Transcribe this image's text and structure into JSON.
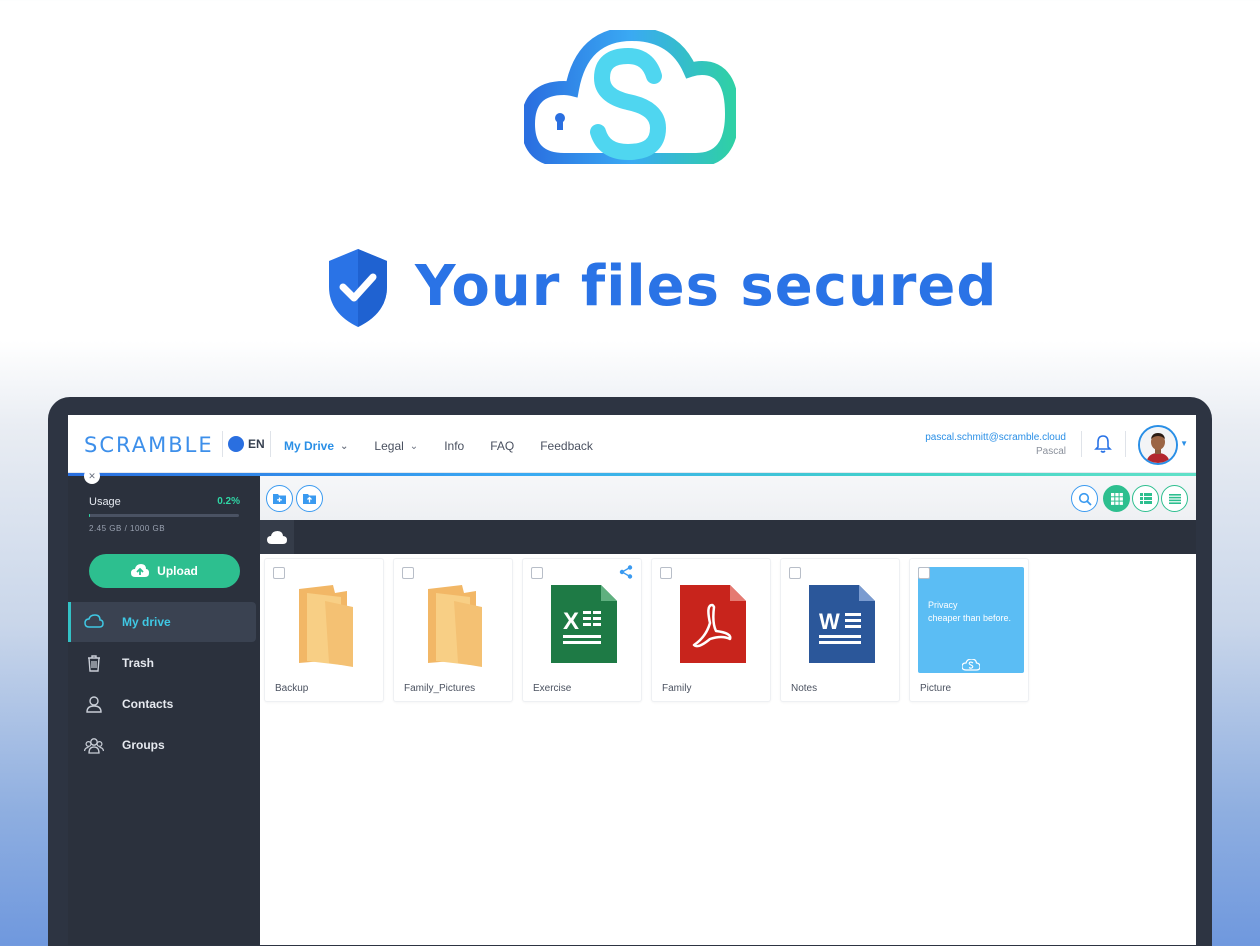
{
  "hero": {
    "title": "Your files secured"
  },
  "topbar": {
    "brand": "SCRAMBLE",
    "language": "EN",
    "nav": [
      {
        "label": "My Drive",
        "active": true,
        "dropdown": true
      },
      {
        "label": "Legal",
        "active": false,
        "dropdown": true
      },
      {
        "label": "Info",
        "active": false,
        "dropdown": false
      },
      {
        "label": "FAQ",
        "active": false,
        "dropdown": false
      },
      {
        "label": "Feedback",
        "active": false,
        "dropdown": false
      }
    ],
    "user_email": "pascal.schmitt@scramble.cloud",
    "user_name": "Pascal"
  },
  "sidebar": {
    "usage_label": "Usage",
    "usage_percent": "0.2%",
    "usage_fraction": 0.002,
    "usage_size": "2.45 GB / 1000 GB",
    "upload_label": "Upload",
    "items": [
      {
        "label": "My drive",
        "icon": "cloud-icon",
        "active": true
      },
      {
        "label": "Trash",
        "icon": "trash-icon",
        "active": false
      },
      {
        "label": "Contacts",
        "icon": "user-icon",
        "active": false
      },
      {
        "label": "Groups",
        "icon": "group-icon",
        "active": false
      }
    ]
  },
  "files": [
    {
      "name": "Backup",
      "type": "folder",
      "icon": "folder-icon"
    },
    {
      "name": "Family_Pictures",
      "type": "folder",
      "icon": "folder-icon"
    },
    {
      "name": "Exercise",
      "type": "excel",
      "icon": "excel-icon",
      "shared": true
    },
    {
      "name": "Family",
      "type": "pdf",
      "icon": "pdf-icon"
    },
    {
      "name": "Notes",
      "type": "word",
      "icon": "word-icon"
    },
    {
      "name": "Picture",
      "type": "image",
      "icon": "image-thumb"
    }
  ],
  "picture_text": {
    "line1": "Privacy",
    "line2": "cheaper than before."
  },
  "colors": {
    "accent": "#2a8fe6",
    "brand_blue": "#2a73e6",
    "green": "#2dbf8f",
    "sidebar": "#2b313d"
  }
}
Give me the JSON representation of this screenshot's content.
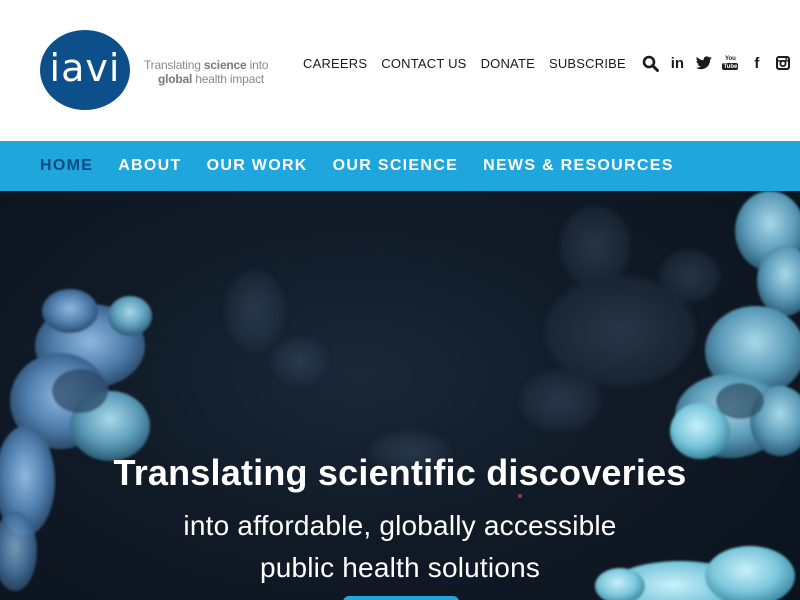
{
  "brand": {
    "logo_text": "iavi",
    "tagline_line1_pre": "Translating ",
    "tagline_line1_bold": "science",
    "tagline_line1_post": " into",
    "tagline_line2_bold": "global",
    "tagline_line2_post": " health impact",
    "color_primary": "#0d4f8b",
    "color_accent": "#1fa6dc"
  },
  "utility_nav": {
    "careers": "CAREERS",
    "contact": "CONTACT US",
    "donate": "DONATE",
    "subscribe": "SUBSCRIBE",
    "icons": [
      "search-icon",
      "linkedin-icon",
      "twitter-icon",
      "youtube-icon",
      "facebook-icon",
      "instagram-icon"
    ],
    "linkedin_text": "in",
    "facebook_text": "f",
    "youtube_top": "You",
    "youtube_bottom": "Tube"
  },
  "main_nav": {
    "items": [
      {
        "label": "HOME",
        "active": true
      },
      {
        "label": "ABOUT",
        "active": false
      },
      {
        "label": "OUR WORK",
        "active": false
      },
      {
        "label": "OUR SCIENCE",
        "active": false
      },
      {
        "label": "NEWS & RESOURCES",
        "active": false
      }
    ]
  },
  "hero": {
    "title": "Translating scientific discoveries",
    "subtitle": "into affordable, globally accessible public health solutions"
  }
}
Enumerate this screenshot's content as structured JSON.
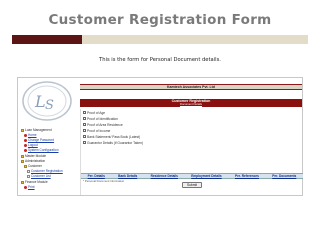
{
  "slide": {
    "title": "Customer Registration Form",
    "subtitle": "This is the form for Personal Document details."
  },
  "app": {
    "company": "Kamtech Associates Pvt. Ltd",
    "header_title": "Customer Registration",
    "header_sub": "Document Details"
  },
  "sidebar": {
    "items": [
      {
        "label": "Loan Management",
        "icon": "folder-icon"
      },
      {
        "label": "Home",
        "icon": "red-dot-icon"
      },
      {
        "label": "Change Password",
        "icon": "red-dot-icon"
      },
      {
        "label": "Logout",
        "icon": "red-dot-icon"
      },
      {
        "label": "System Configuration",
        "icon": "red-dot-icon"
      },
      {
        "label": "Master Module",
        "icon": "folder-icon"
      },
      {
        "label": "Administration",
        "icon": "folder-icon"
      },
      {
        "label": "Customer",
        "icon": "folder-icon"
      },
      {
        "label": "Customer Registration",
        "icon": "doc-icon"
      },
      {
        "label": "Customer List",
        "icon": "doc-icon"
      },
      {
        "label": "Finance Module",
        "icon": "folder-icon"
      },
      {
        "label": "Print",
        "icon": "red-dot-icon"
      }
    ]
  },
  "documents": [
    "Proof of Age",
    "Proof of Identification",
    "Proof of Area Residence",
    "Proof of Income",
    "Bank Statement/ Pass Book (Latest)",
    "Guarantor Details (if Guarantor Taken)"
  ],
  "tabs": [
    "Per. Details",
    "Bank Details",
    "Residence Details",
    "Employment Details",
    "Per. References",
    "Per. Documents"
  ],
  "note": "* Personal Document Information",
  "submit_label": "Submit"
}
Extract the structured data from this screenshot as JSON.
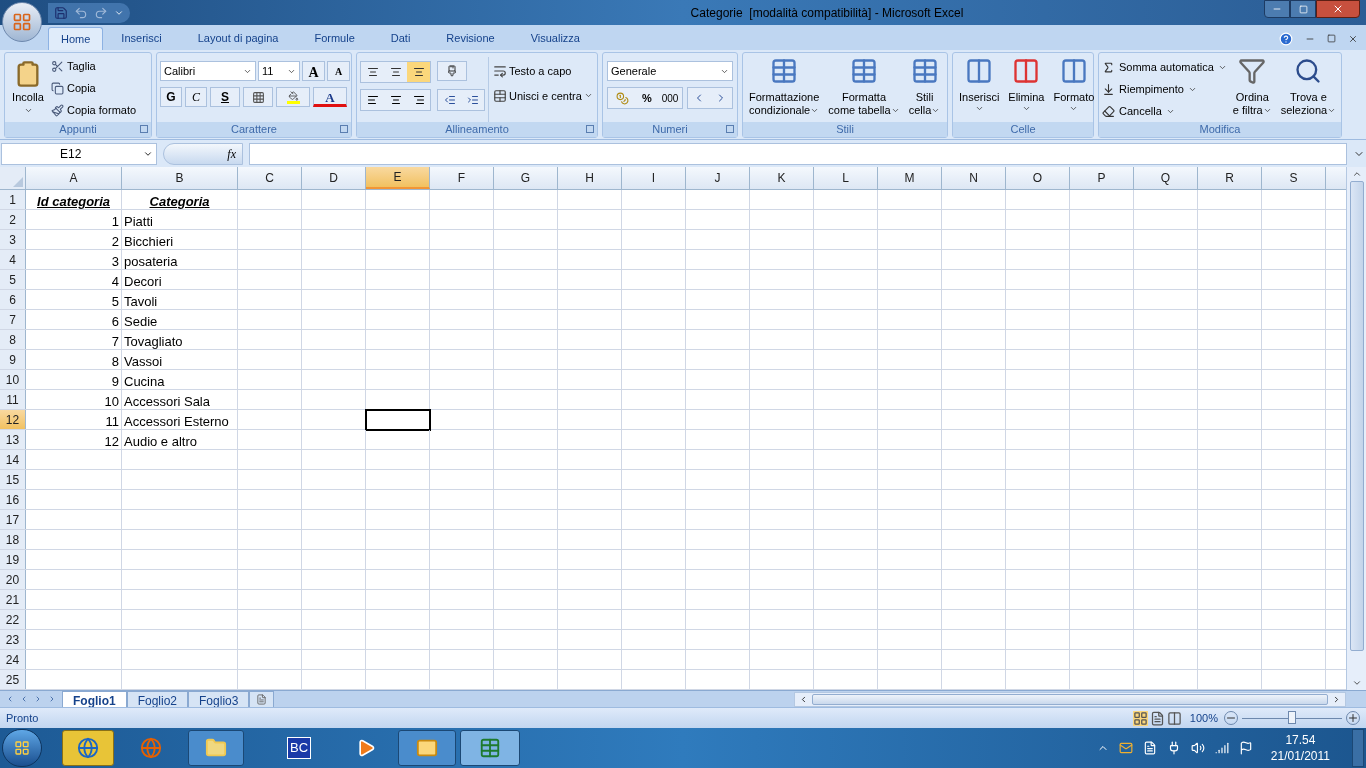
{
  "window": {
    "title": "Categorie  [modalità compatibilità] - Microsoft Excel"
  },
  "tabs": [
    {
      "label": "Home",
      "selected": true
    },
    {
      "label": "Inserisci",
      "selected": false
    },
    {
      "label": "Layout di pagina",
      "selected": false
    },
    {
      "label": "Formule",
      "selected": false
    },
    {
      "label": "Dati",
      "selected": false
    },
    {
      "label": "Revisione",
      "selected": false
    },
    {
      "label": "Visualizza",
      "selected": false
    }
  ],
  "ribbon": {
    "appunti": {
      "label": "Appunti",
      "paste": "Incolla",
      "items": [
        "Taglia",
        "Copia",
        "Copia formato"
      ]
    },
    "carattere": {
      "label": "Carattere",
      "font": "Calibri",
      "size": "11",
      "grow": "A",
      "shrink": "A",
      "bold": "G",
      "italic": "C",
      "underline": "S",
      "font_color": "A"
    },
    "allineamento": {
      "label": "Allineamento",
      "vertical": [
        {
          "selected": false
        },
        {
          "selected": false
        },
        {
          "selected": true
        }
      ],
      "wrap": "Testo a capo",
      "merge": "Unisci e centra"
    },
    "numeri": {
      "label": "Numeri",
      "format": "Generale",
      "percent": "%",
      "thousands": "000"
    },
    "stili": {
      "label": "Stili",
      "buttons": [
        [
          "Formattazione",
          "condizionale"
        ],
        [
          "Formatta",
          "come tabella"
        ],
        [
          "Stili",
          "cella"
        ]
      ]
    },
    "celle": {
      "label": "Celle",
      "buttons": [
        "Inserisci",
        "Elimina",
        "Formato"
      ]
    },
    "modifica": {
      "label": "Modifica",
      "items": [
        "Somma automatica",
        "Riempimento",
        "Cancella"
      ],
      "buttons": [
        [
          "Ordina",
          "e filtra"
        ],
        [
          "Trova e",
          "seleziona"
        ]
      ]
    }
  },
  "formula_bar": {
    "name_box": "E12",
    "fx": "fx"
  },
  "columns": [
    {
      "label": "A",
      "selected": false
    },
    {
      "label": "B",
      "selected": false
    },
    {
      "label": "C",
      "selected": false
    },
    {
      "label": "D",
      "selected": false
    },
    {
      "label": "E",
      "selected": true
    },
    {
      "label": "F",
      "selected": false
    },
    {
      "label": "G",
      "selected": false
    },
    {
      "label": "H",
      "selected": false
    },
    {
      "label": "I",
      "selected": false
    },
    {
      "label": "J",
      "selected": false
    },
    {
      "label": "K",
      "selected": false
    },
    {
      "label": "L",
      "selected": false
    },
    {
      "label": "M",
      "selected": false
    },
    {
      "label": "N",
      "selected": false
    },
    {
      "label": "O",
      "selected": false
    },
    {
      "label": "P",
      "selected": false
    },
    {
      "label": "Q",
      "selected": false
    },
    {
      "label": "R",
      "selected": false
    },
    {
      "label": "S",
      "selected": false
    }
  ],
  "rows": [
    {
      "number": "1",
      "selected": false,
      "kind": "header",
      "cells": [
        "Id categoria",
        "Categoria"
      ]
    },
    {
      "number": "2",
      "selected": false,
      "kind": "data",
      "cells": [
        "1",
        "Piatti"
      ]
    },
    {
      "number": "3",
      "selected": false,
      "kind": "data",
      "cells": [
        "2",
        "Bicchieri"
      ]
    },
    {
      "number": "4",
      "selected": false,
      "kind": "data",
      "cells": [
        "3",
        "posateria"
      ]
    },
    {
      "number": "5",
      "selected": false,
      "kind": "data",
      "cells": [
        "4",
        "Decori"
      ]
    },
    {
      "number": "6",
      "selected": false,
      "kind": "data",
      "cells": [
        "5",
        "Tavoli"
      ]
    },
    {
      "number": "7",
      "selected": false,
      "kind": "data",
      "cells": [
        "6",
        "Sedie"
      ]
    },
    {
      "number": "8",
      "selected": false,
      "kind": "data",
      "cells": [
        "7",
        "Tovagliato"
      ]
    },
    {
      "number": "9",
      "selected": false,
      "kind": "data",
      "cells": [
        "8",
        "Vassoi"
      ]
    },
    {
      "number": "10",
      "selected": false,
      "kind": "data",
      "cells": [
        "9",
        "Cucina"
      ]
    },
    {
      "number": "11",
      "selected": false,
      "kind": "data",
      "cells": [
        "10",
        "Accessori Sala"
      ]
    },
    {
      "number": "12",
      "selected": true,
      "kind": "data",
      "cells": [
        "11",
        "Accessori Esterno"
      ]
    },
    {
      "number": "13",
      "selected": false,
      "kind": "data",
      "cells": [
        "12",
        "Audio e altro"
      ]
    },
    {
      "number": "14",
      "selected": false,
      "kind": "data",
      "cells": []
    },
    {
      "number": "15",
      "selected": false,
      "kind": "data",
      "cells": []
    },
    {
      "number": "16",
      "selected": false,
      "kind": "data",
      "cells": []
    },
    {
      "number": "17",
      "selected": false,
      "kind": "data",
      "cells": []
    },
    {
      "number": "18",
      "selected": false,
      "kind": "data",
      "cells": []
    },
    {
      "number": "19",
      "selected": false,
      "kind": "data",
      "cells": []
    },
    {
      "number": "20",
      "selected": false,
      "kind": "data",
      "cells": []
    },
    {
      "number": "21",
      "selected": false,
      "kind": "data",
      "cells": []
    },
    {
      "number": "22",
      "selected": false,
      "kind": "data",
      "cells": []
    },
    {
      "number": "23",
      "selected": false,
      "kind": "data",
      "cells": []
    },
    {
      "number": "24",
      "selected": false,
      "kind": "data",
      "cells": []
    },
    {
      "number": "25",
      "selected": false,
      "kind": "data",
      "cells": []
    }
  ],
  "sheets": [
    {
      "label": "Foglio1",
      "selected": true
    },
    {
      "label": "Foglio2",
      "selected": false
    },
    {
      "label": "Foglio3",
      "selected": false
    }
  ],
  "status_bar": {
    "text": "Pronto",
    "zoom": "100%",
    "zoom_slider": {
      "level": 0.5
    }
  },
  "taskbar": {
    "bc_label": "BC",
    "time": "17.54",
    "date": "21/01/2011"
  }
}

* **Directions**:
Report all lines of the data above that include the string "type".

* **Task answer**:
      "type": "folder",
      "type": "folder",
      "type": "excel",
      "type": "pdf",
      "type": "word",
      "type": "image",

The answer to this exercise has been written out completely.